+++ SUPPLIED DATA

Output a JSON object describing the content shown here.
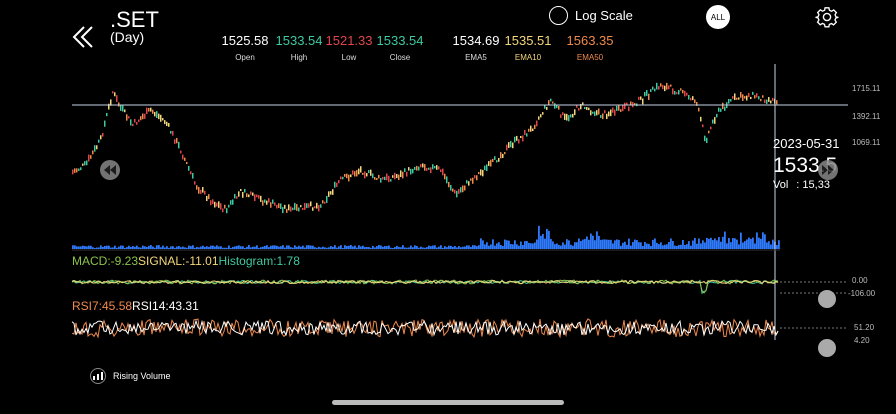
{
  "header": {
    "symbol": ".SET",
    "period": "(Day)",
    "log_scale_label": "Log Scale",
    "all_label": "ALL"
  },
  "quotes": [
    {
      "label": "Open",
      "value": "1525.58",
      "color": "#ffffff"
    },
    {
      "label": "High",
      "value": "1533.54",
      "color": "#3fc9a0"
    },
    {
      "label": "Low",
      "value": "1521.33",
      "color": "#e0474c"
    },
    {
      "label": "Close",
      "value": "1533.54",
      "color": "#3fc9a0"
    },
    {
      "label": "EMA5",
      "value": "1534.69",
      "color": "#ffffff"
    },
    {
      "label": "EMA10",
      "value": "1535.51",
      "color": "#f4d77c"
    },
    {
      "label": "EMA50",
      "value": "1563.35",
      "color": "#f08a4b"
    }
  ],
  "price_axis": {
    "ticks": [
      "1715.11",
      "1392.11",
      "1069.11"
    ]
  },
  "tooltip": {
    "date": "2023-05-31",
    "price": "1533.5",
    "vol_label": "Vol",
    "vol_value": ": 15,33"
  },
  "macd": {
    "macd_text": "MACD:-9.23",
    "signal_text": "SIGNAL:-11.01",
    "hist_text": "Histogram:1.78",
    "axis_ticks": [
      "0.00",
      "-106.00"
    ],
    "colors": {
      "macd": "#8bc34a",
      "signal": "#f4d77c",
      "hist": "#3fc9a0"
    }
  },
  "rsi": {
    "rsi7_text": "RSI7:45.58",
    "rsi14_text": "RSI14:43.31",
    "axis_ticks": [
      "51.20",
      "4.20"
    ],
    "colors": {
      "rsi7": "#f08a4b",
      "rsi14": "#ffffff"
    }
  },
  "legend": {
    "label": "Rising Volume"
  },
  "colors": {
    "up": "#3fc9a0",
    "down": "#e0474c",
    "volume": "#2f7bff"
  }
}
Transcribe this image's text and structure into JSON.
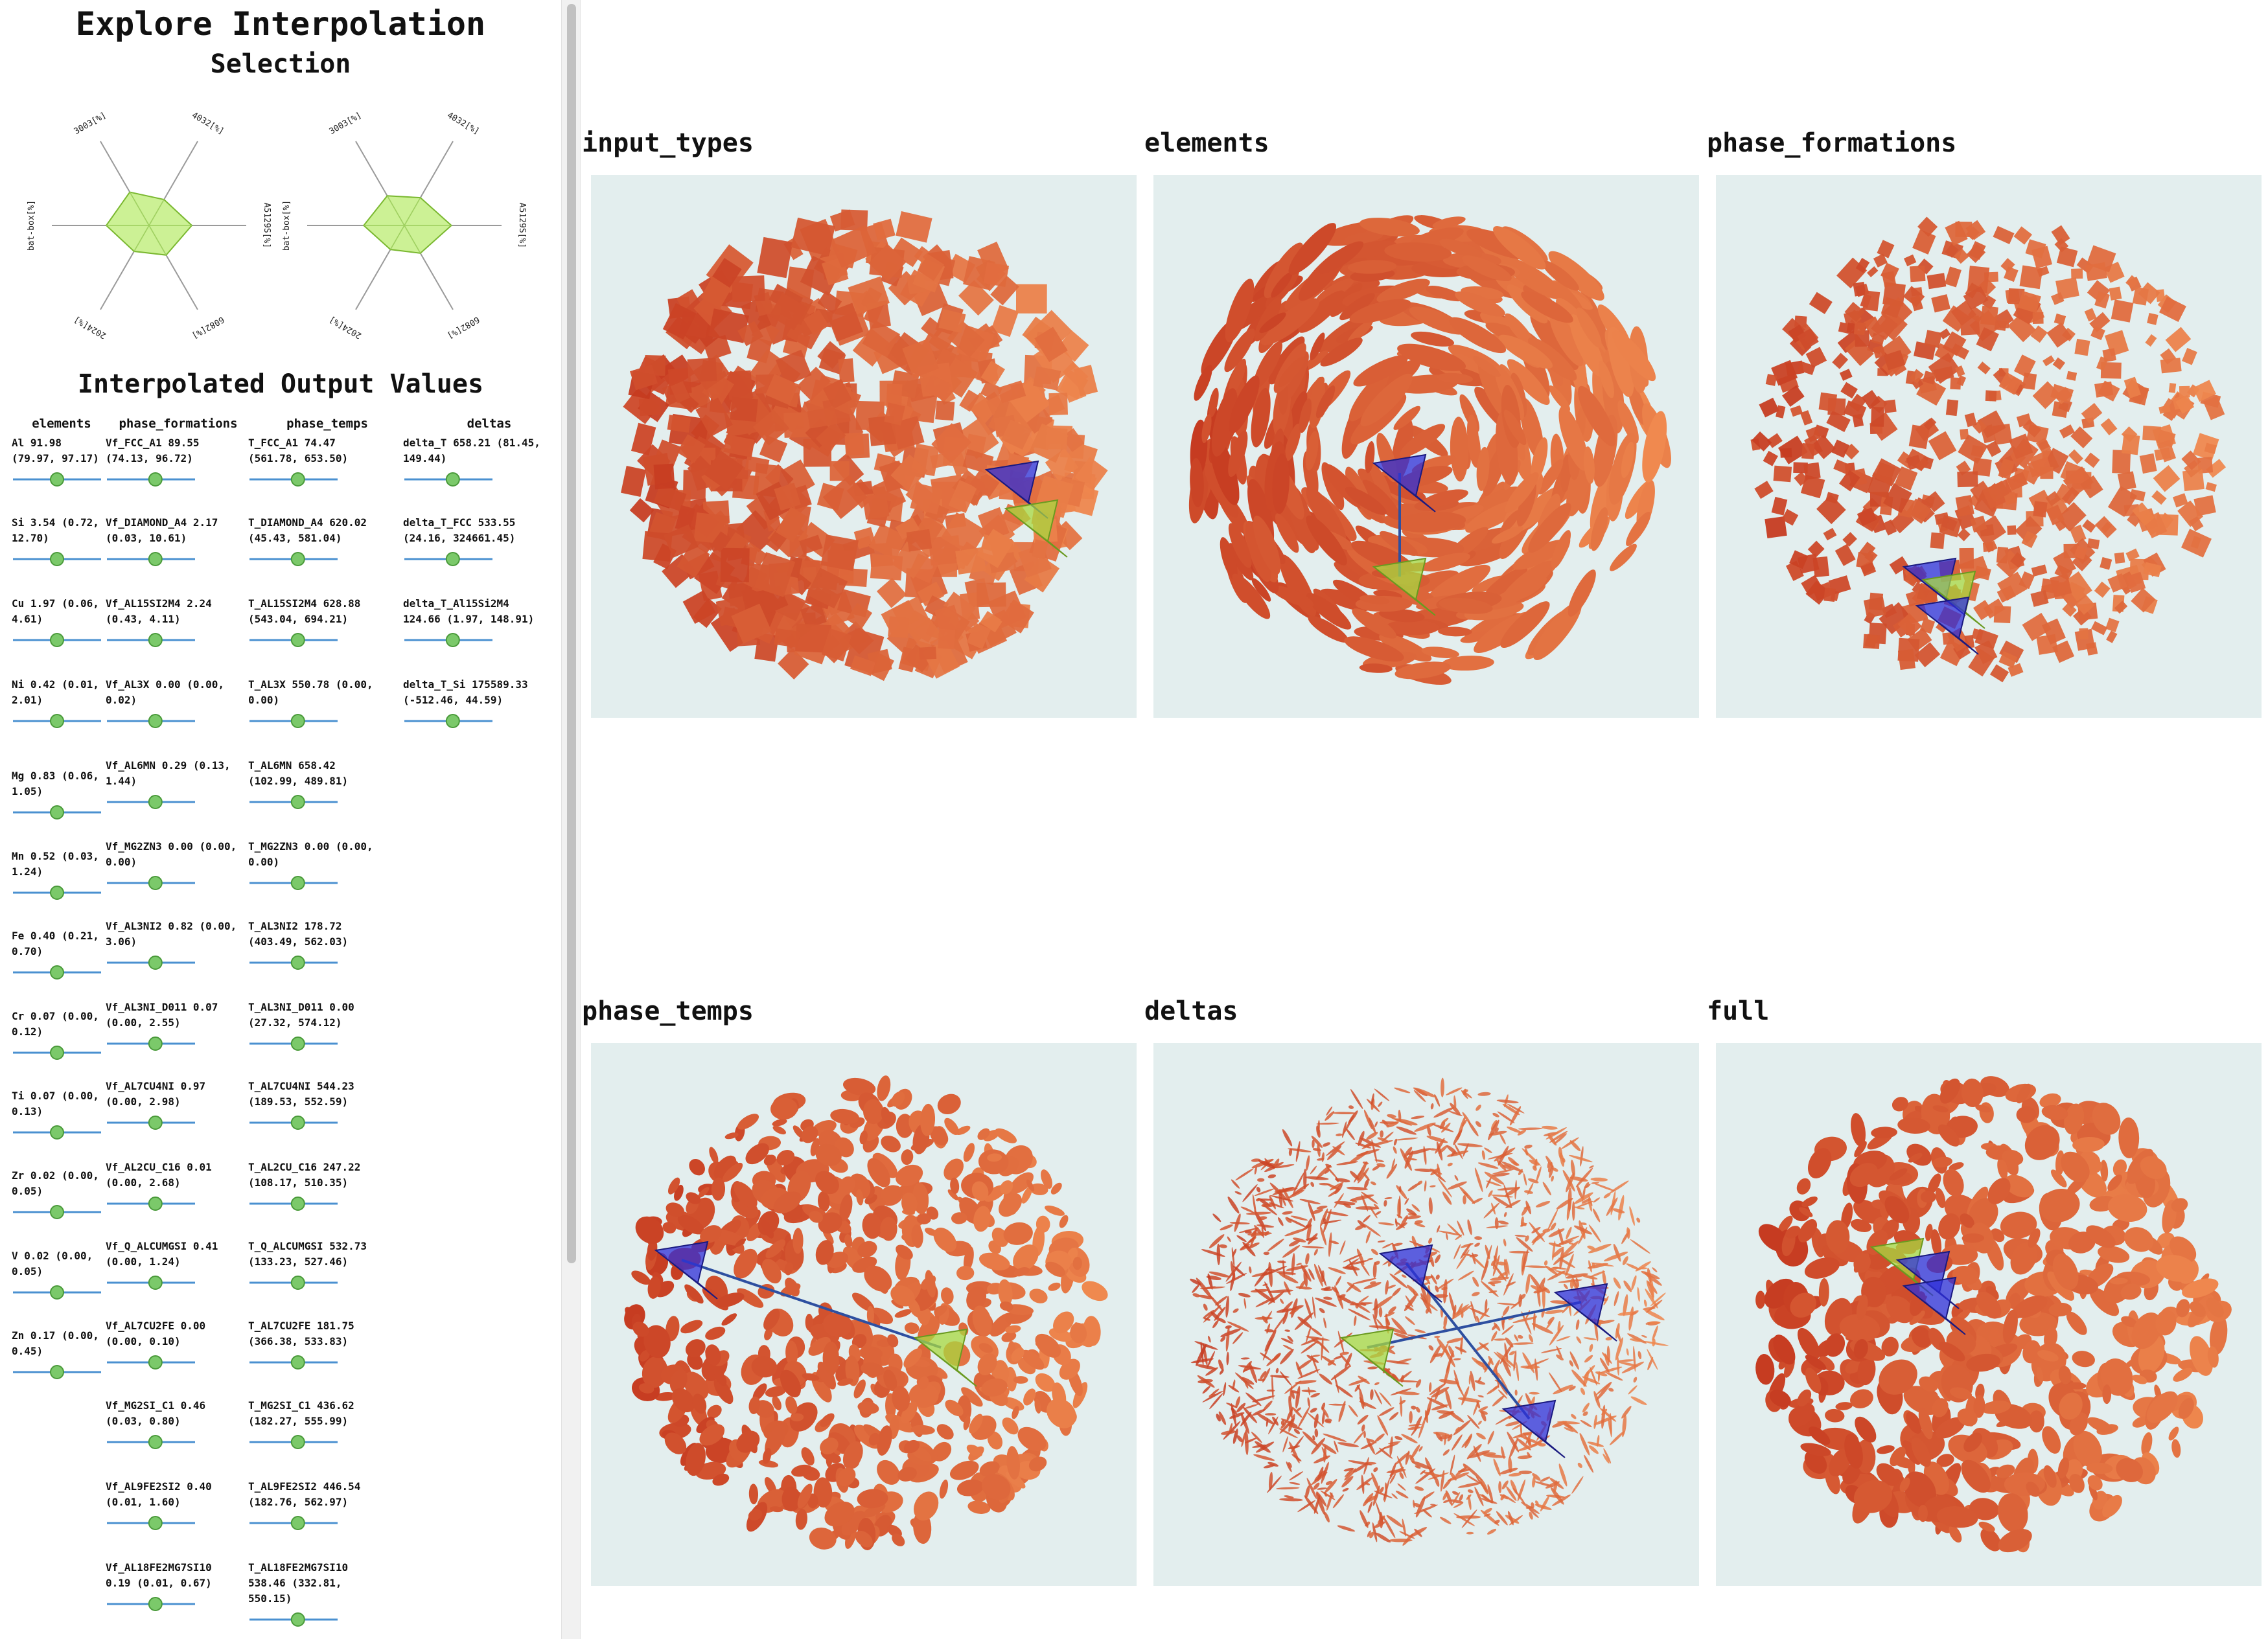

++++++

WHAT IS EXPECTED: Apart from the pictures, the entries above are to be repeated in full and exactly.

TASK ANSWER:
Output a JSON object describing the content shown here.
{
  "header": {
    "symbol": ".SET",
    "period": "(Day)",
    "log_scale_label": "Log Scale",
    "all_label": "ALL"
  },
  "quotes": [
    {
      "label": "Open",
      "value": "1525.58",
      "color": "#ffffff"
    },
    {
      "label": "High",
      "value": "1533.54",
      "color": "#3fc9a0"
    },
    {
      "label": "Low",
      "value": "1521.33",
      "color": "#e0474c"
    },
    {
      "label": "Close",
      "value": "1533.54",
      "color": "#3fc9a0"
    },
    {
      "label": "EMA5",
      "value": "1534.69",
      "color": "#ffffff"
    },
    {
      "label": "EMA10",
      "value": "1535.51",
      "color": "#f4d77c"
    },
    {
      "label": "EMA50",
      "value": "1563.35",
      "color": "#f08a4b"
    }
  ],
  "price_axis": {
    "ticks": [
      "1715.11",
      "1392.11",
      "1069.11"
    ]
  },
  "tooltip": {
    "date": "2023-05-31",
    "price": "1533.5",
    "vol_label": "Vol",
    "vol_value": ": 15,33"
  },
  "macd": {
    "macd_text": "MACD:-9.23",
    "signal_text": "SIGNAL:-11.01",
    "hist_text": "Histogram:1.78",
    "axis_ticks": [
      "0.00",
      "-106.00"
    ],
    "colors": {
      "macd": "#8bc34a",
      "signal": "#f4d77c",
      "hist": "#3fc9a0"
    }
  },
  "rsi": {
    "rsi7_text": "RSI7:45.58",
    "rsi14_text": "RSI14:43.31",
    "axis_ticks": [
      "51.20",
      "4.20"
    ],
    "colors": {
      "rsi7": "#f08a4b",
      "rsi14": "#ffffff"
    }
  },
  "legend": {
    "label": "Rising Volume"
  },
  "colors": {
    "up": "#3fc9a0",
    "down": "#e0474c",
    "volume": "#2f7bff"
  }
}
Transcribe this image's text and structure into JSON.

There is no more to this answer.